Will you extract the entries word for word? Images should not appear in the copy.

-- Begin --

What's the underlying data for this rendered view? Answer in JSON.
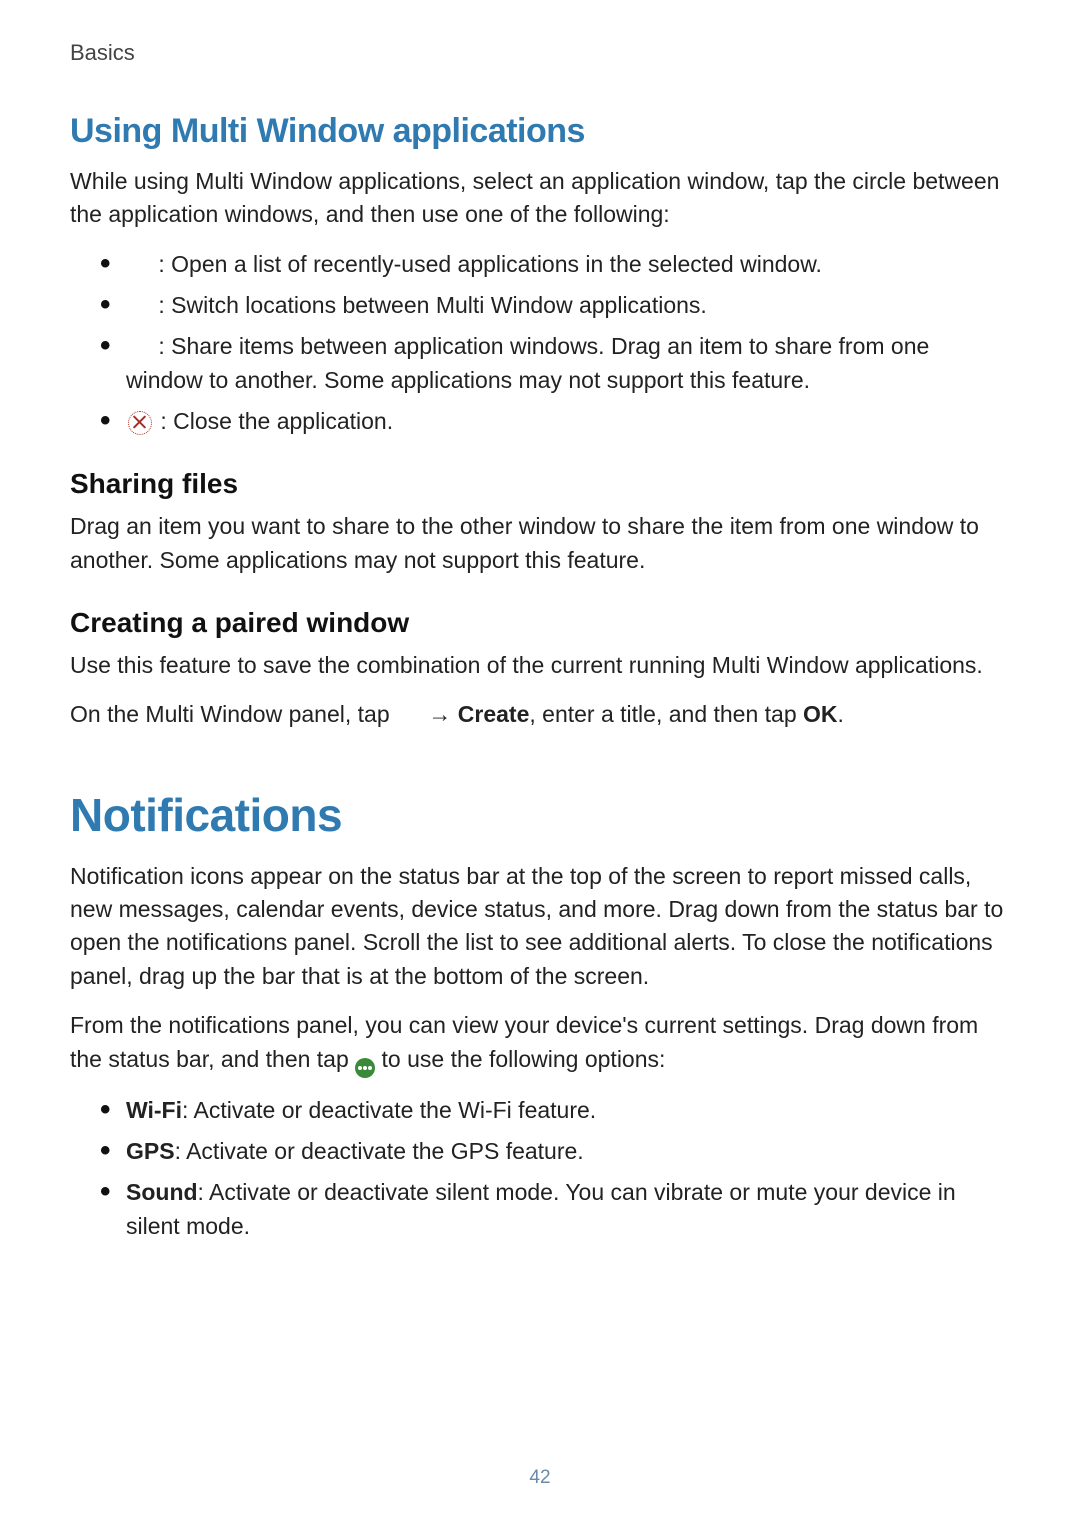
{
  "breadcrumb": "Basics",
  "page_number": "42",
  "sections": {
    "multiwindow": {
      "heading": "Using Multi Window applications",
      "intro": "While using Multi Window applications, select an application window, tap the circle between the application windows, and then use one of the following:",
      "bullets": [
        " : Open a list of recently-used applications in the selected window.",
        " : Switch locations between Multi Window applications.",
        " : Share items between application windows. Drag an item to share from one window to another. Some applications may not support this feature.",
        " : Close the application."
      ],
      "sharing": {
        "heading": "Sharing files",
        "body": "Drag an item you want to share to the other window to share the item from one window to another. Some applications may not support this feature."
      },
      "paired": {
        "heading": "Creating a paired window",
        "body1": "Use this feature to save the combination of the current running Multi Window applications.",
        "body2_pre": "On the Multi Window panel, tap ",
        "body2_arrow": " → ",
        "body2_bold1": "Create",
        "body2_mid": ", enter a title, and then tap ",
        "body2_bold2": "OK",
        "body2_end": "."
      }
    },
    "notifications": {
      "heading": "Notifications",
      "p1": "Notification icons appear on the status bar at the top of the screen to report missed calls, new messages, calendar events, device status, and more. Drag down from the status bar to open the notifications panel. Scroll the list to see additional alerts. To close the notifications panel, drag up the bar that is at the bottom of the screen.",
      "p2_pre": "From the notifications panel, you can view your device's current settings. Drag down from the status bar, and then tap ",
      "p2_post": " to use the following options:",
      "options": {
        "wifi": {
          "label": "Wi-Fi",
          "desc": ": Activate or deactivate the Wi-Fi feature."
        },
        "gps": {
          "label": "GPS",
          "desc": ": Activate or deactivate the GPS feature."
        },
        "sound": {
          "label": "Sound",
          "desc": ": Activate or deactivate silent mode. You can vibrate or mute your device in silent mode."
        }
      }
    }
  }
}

-- End --

» **OUTPUT BELOW**:
What's the underlying data for this rendered view? Answer in JSON.
{
  "breadcrumb": "Basics",
  "page_number": "42",
  "sections": {
    "multiwindow": {
      "heading": "Using Multi Window applications",
      "intro": "While using Multi Window applications, select an application window, tap the circle between the application windows, and then use one of the following:",
      "bullets": [
        " : Open a list of recently-used applications in the selected window.",
        " : Switch locations between Multi Window applications.",
        " : Share items between application windows. Drag an item to share from one window to another. Some applications may not support this feature.",
        " : Close the application."
      ],
      "sharing": {
        "heading": "Sharing files",
        "body": "Drag an item you want to share to the other window to share the item from one window to another. Some applications may not support this feature."
      },
      "paired": {
        "heading": "Creating a paired window",
        "body1": "Use this feature to save the combination of the current running Multi Window applications.",
        "body2_pre": "On the Multi Window panel, tap ",
        "body2_arrow": " → ",
        "body2_bold1": "Create",
        "body2_mid": ", enter a title, and then tap ",
        "body2_bold2": "OK",
        "body2_end": "."
      }
    },
    "notifications": {
      "heading": "Notifications",
      "p1": "Notification icons appear on the status bar at the top of the screen to report missed calls, new messages, calendar events, device status, and more. Drag down from the status bar to open the notifications panel. Scroll the list to see additional alerts. To close the notifications panel, drag up the bar that is at the bottom of the screen.",
      "p2_pre": "From the notifications panel, you can view your device's current settings. Drag down from the status bar, and then tap ",
      "p2_post": " to use the following options:",
      "options": {
        "wifi": {
          "label": "Wi-Fi",
          "desc": ": Activate or deactivate the Wi-Fi feature."
        },
        "gps": {
          "label": "GPS",
          "desc": ": Activate or deactivate the GPS feature."
        },
        "sound": {
          "label": "Sound",
          "desc": ": Activate or deactivate silent mode. You can vibrate or mute your device in silent mode."
        }
      }
    }
  }
}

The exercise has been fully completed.